- What to produce: Determine how many lines of the entries contain "获利百分比". Reply with that number alone.
[START OF Listed records]
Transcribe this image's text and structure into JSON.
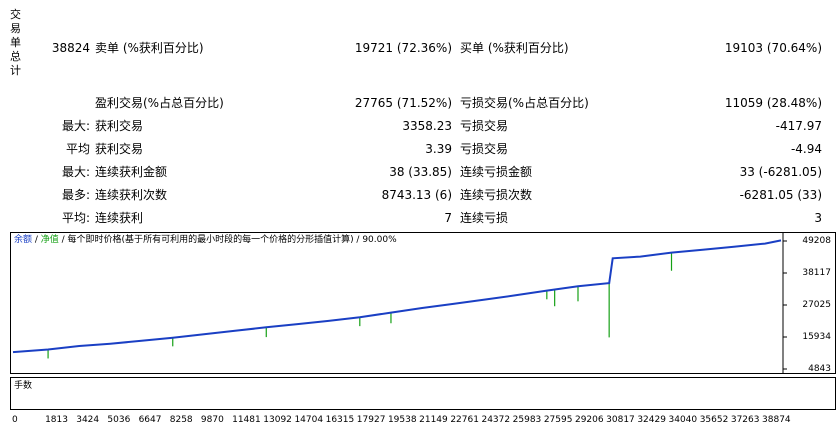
{
  "stats": {
    "side_label": "交易单总计",
    "total": "38824",
    "sell_label": "卖单 (%获利百分比)",
    "sell_value": "19721 (72.36%)",
    "buy_label": "买单 (%获利百分比)",
    "buy_value": "19103 (70.64%)",
    "profit_trades_label": "盈利交易(%占总百分比)",
    "profit_trades_value": "27765 (71.52%)",
    "loss_trades_label": "亏损交易(%占总百分比)",
    "loss_trades_value": "11059 (28.48%)",
    "rows": [
      {
        "prefix": "最大:",
        "left_label": "获利交易",
        "left_value": "3358.23",
        "right_label": "亏损交易",
        "right_value": "-417.97"
      },
      {
        "prefix": "平均",
        "left_label": "获利交易",
        "left_value": "3.39",
        "right_label": "亏损交易",
        "right_value": "-4.94"
      },
      {
        "prefix": "最大:",
        "left_label": "连续获利金额",
        "left_value": "38 (33.85)",
        "right_label": "连续亏损金额",
        "right_value": "33 (-6281.05)"
      },
      {
        "prefix": "最多:",
        "left_label": "连续获利次数",
        "left_value": "8743.13 (6)",
        "right_label": "连续亏损次数",
        "right_value": "-6281.05 (33)"
      },
      {
        "prefix": "平均:",
        "left_label": "连续获利",
        "left_value": "7",
        "right_label": "连续亏损",
        "right_value": "3"
      }
    ]
  },
  "chart": {
    "title_balance": "余额",
    "title_sep1": " / ",
    "title_equity": "净值",
    "title_rest": " / 每个即时价格(基于所有可利用的最小时段的每一个价格的分形插值计算) / 90.00%",
    "volume_label": "手数",
    "balance_color": "#1a3fc4",
    "equity_color": "#15a015"
  },
  "chart_data": {
    "type": "line",
    "series": [
      {
        "name": "余额",
        "x": [
          0,
          1813,
          3424,
          5036,
          6647,
          8258,
          9870,
          11481,
          13092,
          14704,
          16315,
          17927,
          19538,
          21149,
          22761,
          24372,
          25983,
          27595,
          29206,
          30817,
          31000,
          32429,
          34040,
          35652,
          37263,
          38874,
          39700
        ],
        "values": [
          10700,
          11600,
          12800,
          13600,
          14600,
          15700,
          16900,
          18100,
          19300,
          20400,
          21500,
          22800,
          24400,
          26000,
          27400,
          28900,
          30400,
          32000,
          33500,
          34600,
          43200,
          43800,
          45200,
          46200,
          47200,
          48300,
          49400
        ]
      },
      {
        "name": "净值",
        "x": [
          1813,
          8258,
          13092,
          17927,
          19538,
          27595,
          28000,
          29206,
          30817,
          34040
        ],
        "values": [
          8500,
          12700,
          15900,
          19700,
          20700,
          29000,
          26600,
          28300,
          15800,
          38900
        ]
      }
    ],
    "x_ticks": [
      "0",
      "1813",
      "3424",
      "5036",
      "6647",
      "8258",
      "9870",
      "11481",
      "13092",
      "14704",
      "16315",
      "17927",
      "19538",
      "21149",
      "22761",
      "24372",
      "25983",
      "27595",
      "29206",
      "30817",
      "32429",
      "34040",
      "35652",
      "37263",
      "38874"
    ],
    "y_ticks": [
      "49208",
      "38117",
      "27025",
      "15934",
      "4843"
    ],
    "xlim": [
      0,
      39700
    ],
    "ylim": [
      4843,
      49208
    ]
  }
}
[END OF Listed records]
- Finished answer: 2